▶ **What needs to be done**
Reproduce each line from the records that holds "Precipitation".

---------- Data shown ----------

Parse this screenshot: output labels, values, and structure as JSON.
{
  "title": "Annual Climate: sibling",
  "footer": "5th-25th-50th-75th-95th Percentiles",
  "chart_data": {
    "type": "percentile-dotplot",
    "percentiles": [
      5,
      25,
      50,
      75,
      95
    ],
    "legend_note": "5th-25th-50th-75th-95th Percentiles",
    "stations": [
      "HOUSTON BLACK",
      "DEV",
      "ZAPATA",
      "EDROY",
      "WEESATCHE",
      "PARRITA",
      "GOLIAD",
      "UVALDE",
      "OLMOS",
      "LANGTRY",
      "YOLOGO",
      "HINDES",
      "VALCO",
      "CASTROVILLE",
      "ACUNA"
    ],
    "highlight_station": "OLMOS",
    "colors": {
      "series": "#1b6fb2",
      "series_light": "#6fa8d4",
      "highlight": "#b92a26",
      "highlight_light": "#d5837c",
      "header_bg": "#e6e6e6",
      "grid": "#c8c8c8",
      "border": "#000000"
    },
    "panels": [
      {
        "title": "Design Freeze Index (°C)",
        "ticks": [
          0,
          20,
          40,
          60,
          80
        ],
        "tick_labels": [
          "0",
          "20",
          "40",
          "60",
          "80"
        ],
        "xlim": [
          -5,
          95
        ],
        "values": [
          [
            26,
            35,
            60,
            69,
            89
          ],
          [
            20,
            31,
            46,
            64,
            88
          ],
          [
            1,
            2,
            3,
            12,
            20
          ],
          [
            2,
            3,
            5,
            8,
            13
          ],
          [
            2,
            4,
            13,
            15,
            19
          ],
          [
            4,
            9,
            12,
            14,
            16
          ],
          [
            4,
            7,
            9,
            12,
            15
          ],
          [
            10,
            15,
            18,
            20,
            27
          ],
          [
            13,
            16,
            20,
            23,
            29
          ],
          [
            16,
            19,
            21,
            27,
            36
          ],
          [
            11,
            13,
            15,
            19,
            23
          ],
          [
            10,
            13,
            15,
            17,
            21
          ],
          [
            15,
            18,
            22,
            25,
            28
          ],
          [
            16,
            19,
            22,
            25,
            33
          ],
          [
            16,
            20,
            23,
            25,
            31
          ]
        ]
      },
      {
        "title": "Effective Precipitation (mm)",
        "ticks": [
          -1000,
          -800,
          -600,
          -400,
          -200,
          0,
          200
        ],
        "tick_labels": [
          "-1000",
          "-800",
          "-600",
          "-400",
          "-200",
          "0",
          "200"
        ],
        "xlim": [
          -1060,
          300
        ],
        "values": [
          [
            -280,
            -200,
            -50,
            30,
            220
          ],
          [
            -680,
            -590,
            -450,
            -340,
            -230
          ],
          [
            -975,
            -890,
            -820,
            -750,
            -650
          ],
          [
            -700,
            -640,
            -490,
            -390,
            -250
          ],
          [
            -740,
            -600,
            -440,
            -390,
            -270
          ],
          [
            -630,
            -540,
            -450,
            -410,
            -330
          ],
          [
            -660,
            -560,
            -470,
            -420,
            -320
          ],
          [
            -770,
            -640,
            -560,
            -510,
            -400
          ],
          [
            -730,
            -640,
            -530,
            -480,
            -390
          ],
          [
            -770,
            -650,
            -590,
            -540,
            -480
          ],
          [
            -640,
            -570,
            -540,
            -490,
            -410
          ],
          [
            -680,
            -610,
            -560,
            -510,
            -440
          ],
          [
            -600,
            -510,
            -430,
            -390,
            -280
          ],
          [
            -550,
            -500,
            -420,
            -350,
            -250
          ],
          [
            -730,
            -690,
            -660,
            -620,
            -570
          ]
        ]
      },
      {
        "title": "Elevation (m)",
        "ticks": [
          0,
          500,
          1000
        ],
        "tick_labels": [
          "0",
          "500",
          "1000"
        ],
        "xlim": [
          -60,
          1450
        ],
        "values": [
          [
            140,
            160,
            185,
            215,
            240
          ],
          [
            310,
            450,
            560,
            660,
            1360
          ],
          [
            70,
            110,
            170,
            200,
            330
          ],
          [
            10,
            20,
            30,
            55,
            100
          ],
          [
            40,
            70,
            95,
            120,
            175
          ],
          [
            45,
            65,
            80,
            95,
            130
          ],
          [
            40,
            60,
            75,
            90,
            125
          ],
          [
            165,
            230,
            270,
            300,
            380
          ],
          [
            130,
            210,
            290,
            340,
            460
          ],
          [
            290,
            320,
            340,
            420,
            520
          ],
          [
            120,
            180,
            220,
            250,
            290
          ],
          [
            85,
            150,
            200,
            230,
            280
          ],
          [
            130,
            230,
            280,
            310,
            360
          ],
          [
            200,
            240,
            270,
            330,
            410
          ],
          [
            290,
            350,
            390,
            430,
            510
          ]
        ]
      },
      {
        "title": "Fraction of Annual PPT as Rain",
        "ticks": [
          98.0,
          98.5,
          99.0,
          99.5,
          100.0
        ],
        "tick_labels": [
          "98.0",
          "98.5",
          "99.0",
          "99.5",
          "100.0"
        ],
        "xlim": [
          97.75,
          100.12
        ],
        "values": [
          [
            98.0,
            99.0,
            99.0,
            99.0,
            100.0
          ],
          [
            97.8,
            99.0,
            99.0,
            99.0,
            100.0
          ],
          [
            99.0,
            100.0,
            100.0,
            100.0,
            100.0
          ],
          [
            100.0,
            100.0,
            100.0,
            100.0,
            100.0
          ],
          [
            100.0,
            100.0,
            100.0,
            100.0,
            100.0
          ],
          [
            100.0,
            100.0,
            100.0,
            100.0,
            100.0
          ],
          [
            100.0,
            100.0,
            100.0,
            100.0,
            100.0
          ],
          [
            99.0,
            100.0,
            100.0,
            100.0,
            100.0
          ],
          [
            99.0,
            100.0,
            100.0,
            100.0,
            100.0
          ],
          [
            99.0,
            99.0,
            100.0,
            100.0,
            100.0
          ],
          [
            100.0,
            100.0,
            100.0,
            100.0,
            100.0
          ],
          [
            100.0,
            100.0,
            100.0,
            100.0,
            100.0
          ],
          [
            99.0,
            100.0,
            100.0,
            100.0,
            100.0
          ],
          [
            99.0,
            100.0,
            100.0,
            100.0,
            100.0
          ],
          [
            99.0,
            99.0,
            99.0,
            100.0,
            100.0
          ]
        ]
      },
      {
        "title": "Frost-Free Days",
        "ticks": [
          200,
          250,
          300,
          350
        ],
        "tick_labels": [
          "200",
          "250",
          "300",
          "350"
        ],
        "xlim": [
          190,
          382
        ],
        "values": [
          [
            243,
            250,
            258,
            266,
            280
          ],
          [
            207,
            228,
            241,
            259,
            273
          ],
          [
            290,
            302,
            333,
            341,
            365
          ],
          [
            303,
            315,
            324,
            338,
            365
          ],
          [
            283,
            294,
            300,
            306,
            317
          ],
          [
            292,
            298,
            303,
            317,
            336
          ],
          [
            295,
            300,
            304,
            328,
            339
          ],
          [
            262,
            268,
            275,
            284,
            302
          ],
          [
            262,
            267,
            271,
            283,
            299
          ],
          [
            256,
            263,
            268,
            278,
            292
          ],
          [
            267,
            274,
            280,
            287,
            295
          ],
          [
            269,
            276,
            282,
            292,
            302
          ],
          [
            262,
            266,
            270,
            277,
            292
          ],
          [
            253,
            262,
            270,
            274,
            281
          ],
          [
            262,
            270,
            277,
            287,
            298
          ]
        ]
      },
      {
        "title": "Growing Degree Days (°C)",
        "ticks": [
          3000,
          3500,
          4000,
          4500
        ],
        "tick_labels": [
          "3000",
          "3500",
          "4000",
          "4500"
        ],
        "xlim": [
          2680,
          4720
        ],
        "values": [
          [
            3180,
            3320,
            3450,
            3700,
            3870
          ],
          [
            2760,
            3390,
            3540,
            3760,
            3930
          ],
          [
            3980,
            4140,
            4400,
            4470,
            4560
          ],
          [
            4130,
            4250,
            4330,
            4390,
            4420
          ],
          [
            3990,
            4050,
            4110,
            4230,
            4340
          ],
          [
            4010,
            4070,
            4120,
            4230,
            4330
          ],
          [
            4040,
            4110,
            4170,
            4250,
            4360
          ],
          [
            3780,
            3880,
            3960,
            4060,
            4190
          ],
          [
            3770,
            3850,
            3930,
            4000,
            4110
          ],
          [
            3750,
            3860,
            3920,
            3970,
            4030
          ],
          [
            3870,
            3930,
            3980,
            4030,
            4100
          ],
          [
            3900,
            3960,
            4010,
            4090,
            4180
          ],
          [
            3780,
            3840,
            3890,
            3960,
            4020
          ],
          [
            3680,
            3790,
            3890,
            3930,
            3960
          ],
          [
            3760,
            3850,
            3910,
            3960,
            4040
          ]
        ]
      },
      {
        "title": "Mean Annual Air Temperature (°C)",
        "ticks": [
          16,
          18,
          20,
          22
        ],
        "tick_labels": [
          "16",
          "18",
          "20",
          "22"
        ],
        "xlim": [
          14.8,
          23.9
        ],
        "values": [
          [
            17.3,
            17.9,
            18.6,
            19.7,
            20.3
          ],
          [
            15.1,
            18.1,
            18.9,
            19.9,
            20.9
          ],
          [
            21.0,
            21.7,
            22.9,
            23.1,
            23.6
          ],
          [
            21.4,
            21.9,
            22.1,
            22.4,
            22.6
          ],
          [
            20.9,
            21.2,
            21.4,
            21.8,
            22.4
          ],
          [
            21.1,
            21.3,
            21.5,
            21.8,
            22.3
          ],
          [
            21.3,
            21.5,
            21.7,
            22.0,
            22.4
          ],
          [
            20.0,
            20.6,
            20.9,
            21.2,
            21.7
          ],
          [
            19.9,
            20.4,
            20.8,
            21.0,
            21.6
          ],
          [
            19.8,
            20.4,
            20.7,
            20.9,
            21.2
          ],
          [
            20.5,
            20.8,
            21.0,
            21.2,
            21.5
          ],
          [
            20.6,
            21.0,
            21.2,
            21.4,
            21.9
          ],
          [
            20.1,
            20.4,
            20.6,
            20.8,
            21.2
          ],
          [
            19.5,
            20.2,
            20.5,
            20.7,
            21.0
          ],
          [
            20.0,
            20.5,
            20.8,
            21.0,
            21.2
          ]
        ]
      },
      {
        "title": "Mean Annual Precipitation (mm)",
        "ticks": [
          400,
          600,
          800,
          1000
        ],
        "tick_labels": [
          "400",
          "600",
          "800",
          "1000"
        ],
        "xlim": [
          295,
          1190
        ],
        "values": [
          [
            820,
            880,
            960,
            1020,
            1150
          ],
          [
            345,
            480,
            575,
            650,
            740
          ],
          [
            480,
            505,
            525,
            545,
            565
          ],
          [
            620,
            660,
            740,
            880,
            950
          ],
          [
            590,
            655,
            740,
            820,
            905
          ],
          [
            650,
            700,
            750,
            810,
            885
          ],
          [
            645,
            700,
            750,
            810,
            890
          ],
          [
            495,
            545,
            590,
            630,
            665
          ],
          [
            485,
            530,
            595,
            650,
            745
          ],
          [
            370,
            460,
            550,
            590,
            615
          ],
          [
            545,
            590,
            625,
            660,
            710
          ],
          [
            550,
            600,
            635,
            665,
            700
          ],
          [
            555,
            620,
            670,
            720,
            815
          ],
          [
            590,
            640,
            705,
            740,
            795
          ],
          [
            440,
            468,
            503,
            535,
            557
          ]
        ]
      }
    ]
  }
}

----------

▶ **Full solution**
        "title": "Effective Precipitation (mm)",
        "title": "Mean Annual Precipitation (mm)",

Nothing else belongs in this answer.